DIRECTIONS: Collect every line below that contains the word "сигнализации".
§
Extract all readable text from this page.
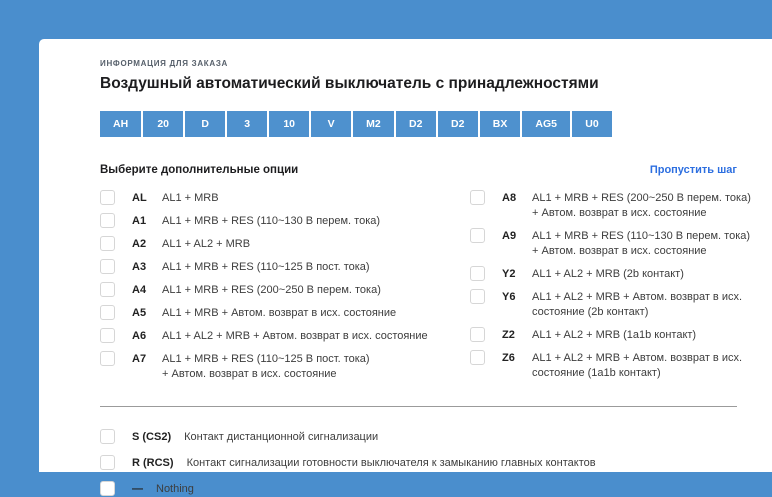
ИНФОРМАЦИЯ ДЛЯ ЗАКАЗА
Воздушный автоматический выключатель с принадлежностями
AH	20	D	3	10	V	M2	D2	D2	BX	AG5	U0
Выберите дополнительные опции	Пропустить шаг
AL	AL1 + MRB
A1	AL1 + MRB + RES (110~130 В перем. тока)
A2	AL1 + AL2 + MRB
A3	AL1 + MRB + RES (110~125 В пост. тока)
A4	AL1 + MRB + RES (200~250 В перем. тока)
A5	AL1 + MRB + Автом. возврат в исх. состояние
A6	AL1 + AL2 + MRB + Автом. возврат в исх. состояние
A7	AL1 + MRB + RES (110~125 В пост. тока)
+ Автом. возврат в исх. состояние
A8	AL1 + MRB + RES (200~250 В перем. тока)
+ Автом. возврат в исх. состояние
A9	AL1 + MRB + RES (110~130 В перем. тока)
+ Автом. возврат в исх. состояние
Y2	AL1 + AL2 + MRB (2b контакт)
Y6	AL1 + AL2 + MRB + Автом. возврат в исх.
состояние (2b контакт)
Z2	AL1 + AL2 + MRB (1a1b контакт)
Z6	AL1 + AL2 + MRB + Автом. возврат в исх.
состояние (1a1b контакт)
S (CS2) Контакт дистанционной сигнализации
R (RCS) Контакт сигнализации готовности выключателя к замыканию главных контактов
— Nothing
§
CORRECT RESULT:
S (CS2) Контакт дистанционной сигнализации
R (RCS) Контакт сигнализации готовности выключателя к замыканию главных контактов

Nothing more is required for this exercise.